WORK TO DO. Omit any picture, and return the remaining data exactly as written.
** Start DATA SUPPLIED **
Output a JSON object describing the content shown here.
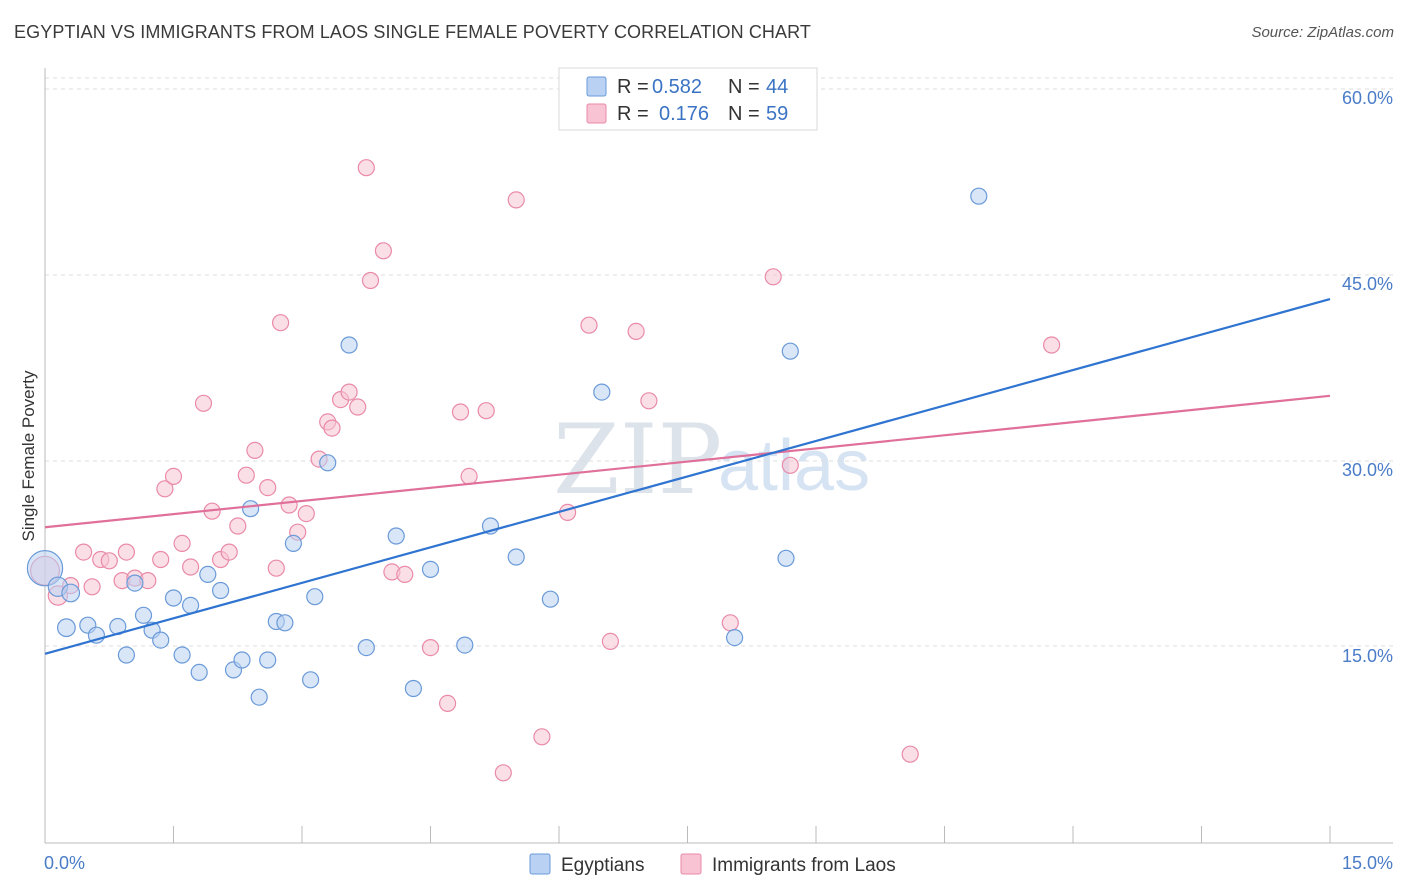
{
  "header": {
    "title": "EGYPTIAN VS IMMIGRANTS FROM LAOS SINGLE FEMALE POVERTY CORRELATION CHART",
    "source": "Source: ZipAtlas.com"
  },
  "watermark": {
    "zip": "ZIP",
    "atlas": "atlas"
  },
  "colors": {
    "blue_fill": "#b9d2f3",
    "blue_stroke": "#6a9ad8",
    "blue_line": "#2f74d0",
    "pink_fill": "#f8c4d4",
    "pink_stroke": "#e98aa8",
    "pink_line": "#e0709a",
    "grid": "#dcdcdc",
    "tick_text": "#4a7cc8"
  },
  "legend": {
    "rows": [
      {
        "r_label": "R =",
        "r_value": "0.582",
        "n_label": "N =",
        "n_value": "44",
        "series": "blue"
      },
      {
        "r_label": "R =",
        "r_value": "0.176",
        "n_label": "N =",
        "n_value": "59",
        "series": "pink"
      }
    ]
  },
  "chart_data": {
    "type": "scatter",
    "title": "EGYPTIAN VS IMMIGRANTS FROM LAOS SINGLE FEMALE POVERTY CORRELATION CHART",
    "xlabel": "",
    "ylabel": "Single Female Poverty",
    "xlim": [
      0,
      15
    ],
    "ylim": [
      0,
      62
    ],
    "x_tick_labels": [
      "0.0%",
      "15.0%"
    ],
    "y_ticks": [
      15,
      30,
      45,
      60
    ],
    "y_tick_labels": [
      "15.0%",
      "30.0%",
      "45.0%",
      "60.0%"
    ],
    "grid": "horizontal dashed",
    "legend_position": "top-center",
    "series": [
      {
        "name": "Egyptians",
        "color": "blue",
        "R": 0.582,
        "N": 44,
        "trend": {
          "x": [
            0,
            15
          ],
          "y": [
            15.1,
            43.7
          ]
        },
        "points": [
          [
            0.0,
            22.0,
            22
          ],
          [
            0.15,
            20.5,
            12
          ],
          [
            0.3,
            20.0,
            11
          ],
          [
            0.25,
            17.2,
            11
          ],
          [
            0.5,
            17.4,
            10
          ],
          [
            0.6,
            16.6,
            10
          ],
          [
            0.85,
            17.3,
            10
          ],
          [
            0.95,
            15.0,
            10
          ],
          [
            1.05,
            20.8,
            10
          ],
          [
            1.15,
            18.2,
            10
          ],
          [
            1.25,
            17.0,
            10
          ],
          [
            1.35,
            16.2,
            10
          ],
          [
            1.5,
            19.6,
            10
          ],
          [
            1.6,
            15.0,
            10
          ],
          [
            1.7,
            19.0,
            10
          ],
          [
            1.8,
            13.6,
            10
          ],
          [
            1.9,
            21.5,
            10
          ],
          [
            2.05,
            20.2,
            10
          ],
          [
            2.2,
            13.8,
            10
          ],
          [
            2.3,
            14.6,
            10
          ],
          [
            2.4,
            26.8,
            10
          ],
          [
            2.5,
            11.6,
            10
          ],
          [
            2.6,
            14.6,
            10
          ],
          [
            2.7,
            17.7,
            10
          ],
          [
            2.8,
            17.6,
            10
          ],
          [
            2.9,
            24.0,
            10
          ],
          [
            3.1,
            13.0,
            10
          ],
          [
            3.15,
            19.7,
            10
          ],
          [
            3.3,
            30.5,
            10
          ],
          [
            3.55,
            40.0,
            10
          ],
          [
            3.75,
            15.6,
            10
          ],
          [
            4.1,
            24.6,
            10
          ],
          [
            4.3,
            12.3,
            10
          ],
          [
            4.5,
            21.9,
            10
          ],
          [
            4.9,
            15.8,
            10
          ],
          [
            5.2,
            25.4,
            10
          ],
          [
            5.5,
            22.9,
            10
          ],
          [
            5.9,
            19.5,
            10
          ],
          [
            6.5,
            36.2,
            10
          ],
          [
            8.05,
            16.4,
            10
          ],
          [
            8.65,
            22.8,
            10
          ],
          [
            8.7,
            39.5,
            10
          ],
          [
            10.9,
            52.0,
            10
          ]
        ]
      },
      {
        "name": "Immigrants from Laos",
        "color": "pink",
        "R": 0.176,
        "N": 59,
        "trend": {
          "x": [
            0,
            15
          ],
          "y": [
            25.3,
            35.9
          ]
        },
        "points": [
          [
            0.0,
            21.8,
            18
          ],
          [
            0.15,
            19.8,
            12
          ],
          [
            0.3,
            20.6,
            10
          ],
          [
            0.45,
            23.3,
            10
          ],
          [
            0.55,
            20.5,
            10
          ],
          [
            0.65,
            22.7,
            10
          ],
          [
            0.75,
            22.6,
            10
          ],
          [
            0.9,
            21.0,
            10
          ],
          [
            0.95,
            23.3,
            10
          ],
          [
            1.05,
            21.2,
            10
          ],
          [
            1.2,
            21.0,
            10
          ],
          [
            1.35,
            22.7,
            10
          ],
          [
            1.4,
            28.4,
            10
          ],
          [
            1.5,
            29.4,
            10
          ],
          [
            1.6,
            24.0,
            10
          ],
          [
            1.7,
            22.1,
            10
          ],
          [
            1.85,
            35.3,
            10
          ],
          [
            1.95,
            26.6,
            10
          ],
          [
            2.05,
            22.7,
            10
          ],
          [
            2.15,
            23.3,
            10
          ],
          [
            2.25,
            25.4,
            10
          ],
          [
            2.35,
            29.5,
            10
          ],
          [
            2.45,
            31.5,
            10
          ],
          [
            2.6,
            28.5,
            10
          ],
          [
            2.7,
            22.0,
            10
          ],
          [
            2.75,
            41.8,
            10
          ],
          [
            2.85,
            27.1,
            10
          ],
          [
            2.95,
            24.9,
            10
          ],
          [
            3.05,
            26.4,
            10
          ],
          [
            3.2,
            30.8,
            10
          ],
          [
            3.3,
            33.8,
            10
          ],
          [
            3.35,
            33.3,
            10
          ],
          [
            3.45,
            35.6,
            10
          ],
          [
            3.55,
            36.2,
            10
          ],
          [
            3.65,
            35.0,
            10
          ],
          [
            3.75,
            54.3,
            10
          ],
          [
            3.8,
            45.2,
            10
          ],
          [
            3.95,
            47.6,
            10
          ],
          [
            4.05,
            21.7,
            10
          ],
          [
            4.2,
            21.5,
            10
          ],
          [
            4.5,
            15.6,
            10
          ],
          [
            4.7,
            11.1,
            10
          ],
          [
            4.85,
            34.6,
            10
          ],
          [
            4.95,
            29.4,
            10
          ],
          [
            5.15,
            34.7,
            10
          ],
          [
            5.35,
            5.5,
            10
          ],
          [
            5.5,
            51.7,
            10
          ],
          [
            5.8,
            8.4,
            10
          ],
          [
            6.1,
            26.5,
            10
          ],
          [
            6.35,
            41.6,
            10
          ],
          [
            6.6,
            16.1,
            10
          ],
          [
            6.9,
            41.1,
            10
          ],
          [
            7.05,
            35.5,
            10
          ],
          [
            8.0,
            17.6,
            10
          ],
          [
            8.5,
            45.5,
            10
          ],
          [
            8.7,
            30.3,
            10
          ],
          [
            10.1,
            7.0,
            10
          ],
          [
            11.75,
            40.0,
            10
          ]
        ]
      }
    ]
  }
}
** End DATA SUPPLIED **
WRITTEN RESPONSE.
Output a JSON object describing the content shown here.
{
  "header": {
    "title": "EGYPTIAN VS IMMIGRANTS FROM LAOS SINGLE FEMALE POVERTY CORRELATION CHART",
    "source": "Source: ZipAtlas.com"
  },
  "watermark": {
    "zip": "ZIP",
    "atlas": "atlas"
  },
  "colors": {
    "blue_fill": "#b9d2f3",
    "blue_stroke": "#6a9ad8",
    "blue_line": "#2f74d0",
    "pink_fill": "#f8c4d4",
    "pink_stroke": "#e98aa8",
    "pink_line": "#e0709a",
    "grid": "#dcdcdc",
    "tick_text": "#4a7cc8"
  },
  "legend": {
    "rows": [
      {
        "r_label": "R =",
        "r_value": "0.582",
        "n_label": "N =",
        "n_value": "44",
        "series": "blue"
      },
      {
        "r_label": "R =",
        "r_value": "0.176",
        "n_label": "N =",
        "n_value": "59",
        "series": "pink"
      }
    ]
  },
  "chart_data": {
    "type": "scatter",
    "title": "EGYPTIAN VS IMMIGRANTS FROM LAOS SINGLE FEMALE POVERTY CORRELATION CHART",
    "xlabel": "",
    "ylabel": "Single Female Poverty",
    "xlim": [
      0,
      15
    ],
    "ylim": [
      0,
      62
    ],
    "x_tick_labels": [
      "0.0%",
      "15.0%"
    ],
    "y_ticks": [
      15,
      30,
      45,
      60
    ],
    "y_tick_labels": [
      "15.0%",
      "30.0%",
      "45.0%",
      "60.0%"
    ],
    "grid": "horizontal dashed",
    "legend_position": "top-center",
    "series": [
      {
        "name": "Egyptians",
        "color": "blue",
        "R": 0.582,
        "N": 44,
        "trend": {
          "x": [
            0,
            15
          ],
          "y": [
            15.1,
            43.7
          ]
        },
        "points": [
          [
            0.0,
            22.0,
            22
          ],
          [
            0.15,
            20.5,
            12
          ],
          [
            0.3,
            20.0,
            11
          ],
          [
            0.25,
            17.2,
            11
          ],
          [
            0.5,
            17.4,
            10
          ],
          [
            0.6,
            16.6,
            10
          ],
          [
            0.85,
            17.3,
            10
          ],
          [
            0.95,
            15.0,
            10
          ],
          [
            1.05,
            20.8,
            10
          ],
          [
            1.15,
            18.2,
            10
          ],
          [
            1.25,
            17.0,
            10
          ],
          [
            1.35,
            16.2,
            10
          ],
          [
            1.5,
            19.6,
            10
          ],
          [
            1.6,
            15.0,
            10
          ],
          [
            1.7,
            19.0,
            10
          ],
          [
            1.8,
            13.6,
            10
          ],
          [
            1.9,
            21.5,
            10
          ],
          [
            2.05,
            20.2,
            10
          ],
          [
            2.2,
            13.8,
            10
          ],
          [
            2.3,
            14.6,
            10
          ],
          [
            2.4,
            26.8,
            10
          ],
          [
            2.5,
            11.6,
            10
          ],
          [
            2.6,
            14.6,
            10
          ],
          [
            2.7,
            17.7,
            10
          ],
          [
            2.8,
            17.6,
            10
          ],
          [
            2.9,
            24.0,
            10
          ],
          [
            3.1,
            13.0,
            10
          ],
          [
            3.15,
            19.7,
            10
          ],
          [
            3.3,
            30.5,
            10
          ],
          [
            3.55,
            40.0,
            10
          ],
          [
            3.75,
            15.6,
            10
          ],
          [
            4.1,
            24.6,
            10
          ],
          [
            4.3,
            12.3,
            10
          ],
          [
            4.5,
            21.9,
            10
          ],
          [
            4.9,
            15.8,
            10
          ],
          [
            5.2,
            25.4,
            10
          ],
          [
            5.5,
            22.9,
            10
          ],
          [
            5.9,
            19.5,
            10
          ],
          [
            6.5,
            36.2,
            10
          ],
          [
            8.05,
            16.4,
            10
          ],
          [
            8.65,
            22.8,
            10
          ],
          [
            8.7,
            39.5,
            10
          ],
          [
            10.9,
            52.0,
            10
          ]
        ]
      },
      {
        "name": "Immigrants from Laos",
        "color": "pink",
        "R": 0.176,
        "N": 59,
        "trend": {
          "x": [
            0,
            15
          ],
          "y": [
            25.3,
            35.9
          ]
        },
        "points": [
          [
            0.0,
            21.8,
            18
          ],
          [
            0.15,
            19.8,
            12
          ],
          [
            0.3,
            20.6,
            10
          ],
          [
            0.45,
            23.3,
            10
          ],
          [
            0.55,
            20.5,
            10
          ],
          [
            0.65,
            22.7,
            10
          ],
          [
            0.75,
            22.6,
            10
          ],
          [
            0.9,
            21.0,
            10
          ],
          [
            0.95,
            23.3,
            10
          ],
          [
            1.05,
            21.2,
            10
          ],
          [
            1.2,
            21.0,
            10
          ],
          [
            1.35,
            22.7,
            10
          ],
          [
            1.4,
            28.4,
            10
          ],
          [
            1.5,
            29.4,
            10
          ],
          [
            1.6,
            24.0,
            10
          ],
          [
            1.7,
            22.1,
            10
          ],
          [
            1.85,
            35.3,
            10
          ],
          [
            1.95,
            26.6,
            10
          ],
          [
            2.05,
            22.7,
            10
          ],
          [
            2.15,
            23.3,
            10
          ],
          [
            2.25,
            25.4,
            10
          ],
          [
            2.35,
            29.5,
            10
          ],
          [
            2.45,
            31.5,
            10
          ],
          [
            2.6,
            28.5,
            10
          ],
          [
            2.7,
            22.0,
            10
          ],
          [
            2.75,
            41.8,
            10
          ],
          [
            2.85,
            27.1,
            10
          ],
          [
            2.95,
            24.9,
            10
          ],
          [
            3.05,
            26.4,
            10
          ],
          [
            3.2,
            30.8,
            10
          ],
          [
            3.3,
            33.8,
            10
          ],
          [
            3.35,
            33.3,
            10
          ],
          [
            3.45,
            35.6,
            10
          ],
          [
            3.55,
            36.2,
            10
          ],
          [
            3.65,
            35.0,
            10
          ],
          [
            3.75,
            54.3,
            10
          ],
          [
            3.8,
            45.2,
            10
          ],
          [
            3.95,
            47.6,
            10
          ],
          [
            4.05,
            21.7,
            10
          ],
          [
            4.2,
            21.5,
            10
          ],
          [
            4.5,
            15.6,
            10
          ],
          [
            4.7,
            11.1,
            10
          ],
          [
            4.85,
            34.6,
            10
          ],
          [
            4.95,
            29.4,
            10
          ],
          [
            5.15,
            34.7,
            10
          ],
          [
            5.35,
            5.5,
            10
          ],
          [
            5.5,
            51.7,
            10
          ],
          [
            5.8,
            8.4,
            10
          ],
          [
            6.1,
            26.5,
            10
          ],
          [
            6.35,
            41.6,
            10
          ],
          [
            6.6,
            16.1,
            10
          ],
          [
            6.9,
            41.1,
            10
          ],
          [
            7.05,
            35.5,
            10
          ],
          [
            8.0,
            17.6,
            10
          ],
          [
            8.5,
            45.5,
            10
          ],
          [
            8.7,
            30.3,
            10
          ],
          [
            10.1,
            7.0,
            10
          ],
          [
            11.75,
            40.0,
            10
          ]
        ]
      }
    ]
  }
}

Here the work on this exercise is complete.